Dataset rows about figures:
· · ·

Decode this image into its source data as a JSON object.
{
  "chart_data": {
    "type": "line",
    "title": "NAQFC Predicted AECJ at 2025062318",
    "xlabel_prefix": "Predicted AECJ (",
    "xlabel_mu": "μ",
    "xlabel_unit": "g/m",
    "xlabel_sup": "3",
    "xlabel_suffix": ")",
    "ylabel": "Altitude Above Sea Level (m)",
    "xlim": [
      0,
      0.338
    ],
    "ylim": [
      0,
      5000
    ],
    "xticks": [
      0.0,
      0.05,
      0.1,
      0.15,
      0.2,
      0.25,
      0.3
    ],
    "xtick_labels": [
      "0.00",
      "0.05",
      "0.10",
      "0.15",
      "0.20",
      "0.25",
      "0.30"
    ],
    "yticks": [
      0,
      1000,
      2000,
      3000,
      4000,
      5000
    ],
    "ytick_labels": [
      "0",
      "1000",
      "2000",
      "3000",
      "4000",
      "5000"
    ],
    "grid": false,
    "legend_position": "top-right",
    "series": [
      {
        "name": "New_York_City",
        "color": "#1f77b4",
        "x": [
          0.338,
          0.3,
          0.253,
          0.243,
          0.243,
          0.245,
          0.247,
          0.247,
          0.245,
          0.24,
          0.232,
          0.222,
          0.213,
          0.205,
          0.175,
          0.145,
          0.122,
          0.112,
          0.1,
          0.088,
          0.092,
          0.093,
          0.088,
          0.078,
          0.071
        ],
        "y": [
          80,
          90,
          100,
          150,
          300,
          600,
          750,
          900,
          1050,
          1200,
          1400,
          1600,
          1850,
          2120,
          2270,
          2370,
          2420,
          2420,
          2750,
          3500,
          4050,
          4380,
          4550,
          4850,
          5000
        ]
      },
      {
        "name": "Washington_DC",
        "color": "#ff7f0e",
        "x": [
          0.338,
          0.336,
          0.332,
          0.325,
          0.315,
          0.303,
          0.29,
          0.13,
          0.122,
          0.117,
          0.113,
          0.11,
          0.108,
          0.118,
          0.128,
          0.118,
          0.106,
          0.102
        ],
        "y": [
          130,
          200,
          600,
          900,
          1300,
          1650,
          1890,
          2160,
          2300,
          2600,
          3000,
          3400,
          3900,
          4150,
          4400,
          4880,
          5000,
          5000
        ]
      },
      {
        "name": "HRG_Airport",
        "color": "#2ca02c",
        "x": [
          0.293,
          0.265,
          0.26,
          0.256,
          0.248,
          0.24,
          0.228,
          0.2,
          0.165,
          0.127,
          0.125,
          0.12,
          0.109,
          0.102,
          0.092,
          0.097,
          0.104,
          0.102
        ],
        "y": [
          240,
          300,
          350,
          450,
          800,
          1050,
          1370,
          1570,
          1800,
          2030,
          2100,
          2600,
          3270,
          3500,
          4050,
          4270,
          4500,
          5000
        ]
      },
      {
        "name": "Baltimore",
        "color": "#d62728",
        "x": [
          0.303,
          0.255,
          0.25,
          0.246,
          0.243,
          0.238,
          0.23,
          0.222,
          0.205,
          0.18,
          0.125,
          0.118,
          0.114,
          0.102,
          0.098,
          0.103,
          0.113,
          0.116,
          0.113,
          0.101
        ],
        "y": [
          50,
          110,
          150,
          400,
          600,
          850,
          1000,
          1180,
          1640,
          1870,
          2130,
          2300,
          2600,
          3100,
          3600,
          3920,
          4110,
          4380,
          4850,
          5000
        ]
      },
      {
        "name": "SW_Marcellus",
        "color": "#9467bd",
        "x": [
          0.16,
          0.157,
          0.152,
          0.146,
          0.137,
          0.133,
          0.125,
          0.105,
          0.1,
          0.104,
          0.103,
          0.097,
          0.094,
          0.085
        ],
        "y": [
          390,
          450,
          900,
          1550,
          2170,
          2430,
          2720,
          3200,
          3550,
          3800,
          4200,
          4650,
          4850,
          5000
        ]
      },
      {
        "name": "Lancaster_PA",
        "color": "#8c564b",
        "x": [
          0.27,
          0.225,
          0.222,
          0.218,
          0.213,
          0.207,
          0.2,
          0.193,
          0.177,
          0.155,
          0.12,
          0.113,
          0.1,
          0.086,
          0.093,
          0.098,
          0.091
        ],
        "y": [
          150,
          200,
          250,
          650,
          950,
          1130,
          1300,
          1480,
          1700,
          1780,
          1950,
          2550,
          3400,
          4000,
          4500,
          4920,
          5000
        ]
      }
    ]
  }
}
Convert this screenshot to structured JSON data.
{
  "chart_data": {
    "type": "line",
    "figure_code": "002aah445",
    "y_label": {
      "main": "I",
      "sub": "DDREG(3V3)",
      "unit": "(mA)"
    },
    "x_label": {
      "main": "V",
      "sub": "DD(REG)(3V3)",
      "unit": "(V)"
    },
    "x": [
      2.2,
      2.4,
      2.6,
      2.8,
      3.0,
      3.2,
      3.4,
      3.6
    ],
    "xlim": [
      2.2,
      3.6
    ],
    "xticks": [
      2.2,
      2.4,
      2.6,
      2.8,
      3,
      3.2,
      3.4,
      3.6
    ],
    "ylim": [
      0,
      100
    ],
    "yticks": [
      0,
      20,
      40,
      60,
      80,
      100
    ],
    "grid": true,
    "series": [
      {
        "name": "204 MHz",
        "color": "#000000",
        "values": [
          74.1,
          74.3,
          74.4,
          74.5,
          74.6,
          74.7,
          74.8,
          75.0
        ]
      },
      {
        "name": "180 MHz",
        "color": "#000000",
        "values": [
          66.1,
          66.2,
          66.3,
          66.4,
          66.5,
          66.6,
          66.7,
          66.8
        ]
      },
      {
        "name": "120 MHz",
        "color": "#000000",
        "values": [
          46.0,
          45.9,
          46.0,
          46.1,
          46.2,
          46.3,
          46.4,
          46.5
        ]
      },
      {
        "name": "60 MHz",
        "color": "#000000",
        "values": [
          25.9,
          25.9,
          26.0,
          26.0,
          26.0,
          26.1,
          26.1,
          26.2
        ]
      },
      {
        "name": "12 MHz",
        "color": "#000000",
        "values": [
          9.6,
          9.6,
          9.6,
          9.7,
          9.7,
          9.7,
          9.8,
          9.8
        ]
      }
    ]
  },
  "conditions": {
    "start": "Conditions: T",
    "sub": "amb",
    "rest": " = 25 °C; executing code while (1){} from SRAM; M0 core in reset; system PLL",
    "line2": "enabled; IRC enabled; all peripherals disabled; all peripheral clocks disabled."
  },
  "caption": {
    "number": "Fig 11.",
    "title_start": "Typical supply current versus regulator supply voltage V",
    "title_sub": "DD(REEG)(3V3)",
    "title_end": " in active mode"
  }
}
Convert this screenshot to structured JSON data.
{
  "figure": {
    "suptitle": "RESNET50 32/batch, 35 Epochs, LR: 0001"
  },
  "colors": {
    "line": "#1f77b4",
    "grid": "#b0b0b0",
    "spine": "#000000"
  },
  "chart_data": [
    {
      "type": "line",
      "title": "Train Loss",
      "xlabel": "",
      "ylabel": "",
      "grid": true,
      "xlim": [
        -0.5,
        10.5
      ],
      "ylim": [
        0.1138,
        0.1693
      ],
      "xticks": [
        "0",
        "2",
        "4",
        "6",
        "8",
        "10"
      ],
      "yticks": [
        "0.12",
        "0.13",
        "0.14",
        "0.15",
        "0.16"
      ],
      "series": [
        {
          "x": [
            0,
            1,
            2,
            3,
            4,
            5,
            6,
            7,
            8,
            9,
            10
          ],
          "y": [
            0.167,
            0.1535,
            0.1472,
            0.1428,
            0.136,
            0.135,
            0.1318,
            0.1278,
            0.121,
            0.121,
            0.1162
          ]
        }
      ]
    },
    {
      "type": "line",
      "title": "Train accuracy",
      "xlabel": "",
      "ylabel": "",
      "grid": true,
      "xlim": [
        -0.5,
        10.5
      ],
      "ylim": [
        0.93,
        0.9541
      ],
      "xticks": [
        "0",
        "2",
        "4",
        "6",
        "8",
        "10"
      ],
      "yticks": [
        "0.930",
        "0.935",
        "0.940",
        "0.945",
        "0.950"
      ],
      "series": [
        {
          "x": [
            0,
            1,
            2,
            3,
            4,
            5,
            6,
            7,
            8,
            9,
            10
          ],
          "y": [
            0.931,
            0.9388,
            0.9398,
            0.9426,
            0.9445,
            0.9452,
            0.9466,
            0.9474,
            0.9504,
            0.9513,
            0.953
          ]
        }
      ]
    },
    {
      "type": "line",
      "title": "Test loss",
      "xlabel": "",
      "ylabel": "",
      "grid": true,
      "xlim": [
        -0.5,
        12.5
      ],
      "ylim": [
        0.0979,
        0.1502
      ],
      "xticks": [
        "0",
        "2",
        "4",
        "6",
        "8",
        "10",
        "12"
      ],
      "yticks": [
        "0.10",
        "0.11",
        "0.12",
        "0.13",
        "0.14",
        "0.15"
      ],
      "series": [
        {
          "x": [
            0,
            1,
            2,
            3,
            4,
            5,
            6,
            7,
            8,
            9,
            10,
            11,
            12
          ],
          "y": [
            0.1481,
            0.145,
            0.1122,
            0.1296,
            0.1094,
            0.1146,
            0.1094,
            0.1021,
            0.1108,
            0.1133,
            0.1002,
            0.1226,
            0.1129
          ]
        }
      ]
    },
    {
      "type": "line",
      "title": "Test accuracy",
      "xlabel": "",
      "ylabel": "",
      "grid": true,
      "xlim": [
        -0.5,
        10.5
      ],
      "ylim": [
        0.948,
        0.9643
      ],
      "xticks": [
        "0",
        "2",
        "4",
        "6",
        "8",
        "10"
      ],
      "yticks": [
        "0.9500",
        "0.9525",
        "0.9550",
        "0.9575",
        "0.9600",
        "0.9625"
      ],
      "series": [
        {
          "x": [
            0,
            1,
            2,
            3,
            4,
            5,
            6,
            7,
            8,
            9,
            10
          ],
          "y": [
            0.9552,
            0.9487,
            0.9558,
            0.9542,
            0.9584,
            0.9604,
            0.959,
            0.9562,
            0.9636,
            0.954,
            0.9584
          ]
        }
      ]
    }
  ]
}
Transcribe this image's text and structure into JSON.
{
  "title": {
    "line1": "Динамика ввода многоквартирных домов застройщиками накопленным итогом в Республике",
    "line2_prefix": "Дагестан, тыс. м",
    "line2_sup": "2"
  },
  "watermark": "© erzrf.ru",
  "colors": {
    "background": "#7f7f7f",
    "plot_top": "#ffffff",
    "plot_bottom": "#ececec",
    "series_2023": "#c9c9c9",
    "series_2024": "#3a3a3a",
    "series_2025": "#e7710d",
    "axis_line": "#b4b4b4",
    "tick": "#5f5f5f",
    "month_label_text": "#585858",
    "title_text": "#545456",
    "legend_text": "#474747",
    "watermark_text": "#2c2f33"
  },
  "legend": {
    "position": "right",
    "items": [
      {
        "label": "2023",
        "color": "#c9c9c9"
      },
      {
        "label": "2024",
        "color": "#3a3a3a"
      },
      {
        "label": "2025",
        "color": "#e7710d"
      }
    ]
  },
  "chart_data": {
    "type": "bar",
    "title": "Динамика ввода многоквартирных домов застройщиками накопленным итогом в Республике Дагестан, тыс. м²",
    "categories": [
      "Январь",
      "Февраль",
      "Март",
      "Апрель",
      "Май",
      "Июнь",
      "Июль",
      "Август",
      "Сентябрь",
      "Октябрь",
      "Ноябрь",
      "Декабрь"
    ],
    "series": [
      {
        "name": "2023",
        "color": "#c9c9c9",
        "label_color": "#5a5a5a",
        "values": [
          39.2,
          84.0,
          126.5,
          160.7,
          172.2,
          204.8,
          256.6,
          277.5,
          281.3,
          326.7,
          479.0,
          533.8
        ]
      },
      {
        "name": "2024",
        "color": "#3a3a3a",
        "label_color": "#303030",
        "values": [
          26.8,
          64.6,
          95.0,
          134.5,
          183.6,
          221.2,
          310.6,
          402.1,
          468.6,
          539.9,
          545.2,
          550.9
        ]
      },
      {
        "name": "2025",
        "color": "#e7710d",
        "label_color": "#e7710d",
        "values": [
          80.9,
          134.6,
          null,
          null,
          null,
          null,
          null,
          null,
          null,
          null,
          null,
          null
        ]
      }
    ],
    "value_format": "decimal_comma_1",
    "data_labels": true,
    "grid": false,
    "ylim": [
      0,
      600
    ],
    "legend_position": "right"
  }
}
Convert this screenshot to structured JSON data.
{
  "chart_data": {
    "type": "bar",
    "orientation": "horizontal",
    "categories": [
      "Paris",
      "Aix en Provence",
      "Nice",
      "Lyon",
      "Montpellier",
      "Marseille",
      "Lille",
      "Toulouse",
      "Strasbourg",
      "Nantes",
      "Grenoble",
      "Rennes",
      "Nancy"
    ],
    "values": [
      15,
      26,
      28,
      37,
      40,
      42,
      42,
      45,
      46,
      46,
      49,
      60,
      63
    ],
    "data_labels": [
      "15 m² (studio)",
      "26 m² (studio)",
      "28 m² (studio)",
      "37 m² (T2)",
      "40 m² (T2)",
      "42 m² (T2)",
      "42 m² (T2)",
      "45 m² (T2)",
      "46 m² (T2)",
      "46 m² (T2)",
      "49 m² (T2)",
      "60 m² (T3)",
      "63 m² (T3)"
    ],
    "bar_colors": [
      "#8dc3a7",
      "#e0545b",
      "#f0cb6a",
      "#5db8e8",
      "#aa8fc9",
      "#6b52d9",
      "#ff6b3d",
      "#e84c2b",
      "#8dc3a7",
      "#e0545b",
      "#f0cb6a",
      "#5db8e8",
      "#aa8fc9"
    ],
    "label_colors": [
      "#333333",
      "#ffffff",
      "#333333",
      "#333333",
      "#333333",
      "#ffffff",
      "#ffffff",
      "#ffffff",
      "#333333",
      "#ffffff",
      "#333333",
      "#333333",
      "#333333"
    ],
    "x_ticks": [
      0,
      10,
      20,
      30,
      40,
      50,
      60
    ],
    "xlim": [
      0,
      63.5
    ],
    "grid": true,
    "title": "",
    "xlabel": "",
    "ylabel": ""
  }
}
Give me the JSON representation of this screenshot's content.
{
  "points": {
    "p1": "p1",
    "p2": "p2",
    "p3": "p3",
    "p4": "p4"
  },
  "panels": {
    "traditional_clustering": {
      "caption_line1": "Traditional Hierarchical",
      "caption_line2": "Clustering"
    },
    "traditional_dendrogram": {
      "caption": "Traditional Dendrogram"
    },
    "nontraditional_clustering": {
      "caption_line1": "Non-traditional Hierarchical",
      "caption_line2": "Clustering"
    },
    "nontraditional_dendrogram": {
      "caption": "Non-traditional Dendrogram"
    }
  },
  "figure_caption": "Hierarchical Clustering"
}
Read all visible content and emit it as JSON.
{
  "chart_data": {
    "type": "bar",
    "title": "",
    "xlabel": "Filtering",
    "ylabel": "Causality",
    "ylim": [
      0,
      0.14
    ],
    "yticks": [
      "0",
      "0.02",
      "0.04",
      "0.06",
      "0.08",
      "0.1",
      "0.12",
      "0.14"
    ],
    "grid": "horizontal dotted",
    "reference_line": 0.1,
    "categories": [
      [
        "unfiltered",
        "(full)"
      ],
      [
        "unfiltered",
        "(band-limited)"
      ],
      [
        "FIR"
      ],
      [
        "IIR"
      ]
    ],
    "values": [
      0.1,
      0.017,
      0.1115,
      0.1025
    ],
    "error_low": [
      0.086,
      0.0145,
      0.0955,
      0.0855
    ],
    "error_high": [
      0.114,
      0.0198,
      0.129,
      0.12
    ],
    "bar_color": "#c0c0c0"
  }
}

· · ·

Review the preceding data and report every line that includes the string "итогом".

Solution to this problem »
    "line1": "Динамика ввода многоквартирных домов застройщиками накопленным итогом в Республике",
    "title": "Динамика ввода многоквартирных домов застройщиками накопленным итогом в Республике Дагестан, тыс. м²",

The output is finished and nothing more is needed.